◆ **GIVEN DATA**

═══

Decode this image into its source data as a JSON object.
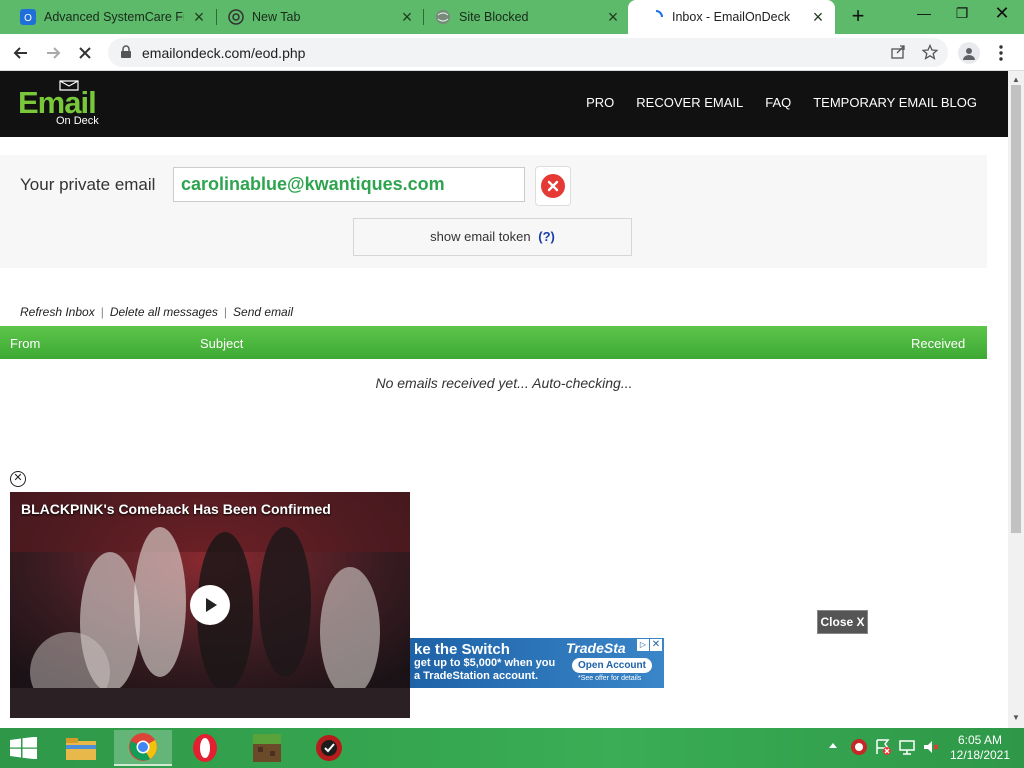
{
  "browser": {
    "tabs": [
      {
        "label": "Advanced SystemCare Free",
        "active": false
      },
      {
        "label": "New Tab",
        "active": false
      },
      {
        "label": "Site Blocked",
        "active": false
      },
      {
        "label": "Inbox - EmailOnDeck",
        "active": true
      }
    ],
    "url": "emailondeck.com/eod.php"
  },
  "site": {
    "logo_main": "Email",
    "logo_sub": "On Deck",
    "nav": [
      "PRO",
      "RECOVER EMAIL",
      "FAQ",
      "TEMPORARY EMAIL BLOG"
    ]
  },
  "email_panel": {
    "label": "Your private email",
    "address": "carolinablue@kwantiques.com",
    "token_button": "show email token",
    "token_help": "(?)"
  },
  "inbox": {
    "actions": [
      "Refresh Inbox",
      "Delete all messages",
      "Send email"
    ],
    "columns": {
      "from": "From",
      "subject": "Subject",
      "received": "Received"
    },
    "empty_message": "No emails received yet... Auto-checking..."
  },
  "video_ad": {
    "title": "BLACKPINK's Comeback Has Been Confirmed"
  },
  "banner_ad": {
    "headline": "ke the Switch",
    "line1": "get up to $5,000* when you",
    "line2": "a TradeStation account.",
    "brand": "TradeSta",
    "button": "Open Account",
    "fine_print": "*See offer for details"
  },
  "close_ad_button": "Close X",
  "taskbar": {
    "time": "6:05 AM",
    "date": "12/18/2021"
  },
  "colors": {
    "tabstrip": "#5dba6a",
    "header_bg": "#111111",
    "logo_green": "#78c83a",
    "email_green": "#2ea44f",
    "inbox_header": "#3da934",
    "taskbar": "#3aad55"
  }
}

═══

◆ **YOUR GOAL**
In the entries above, find every line holding the word "received" and copy it out.

◆ **RESPONSE**
      "received": "Received"
    "empty_message": "No emails received yet... Auto-checking..."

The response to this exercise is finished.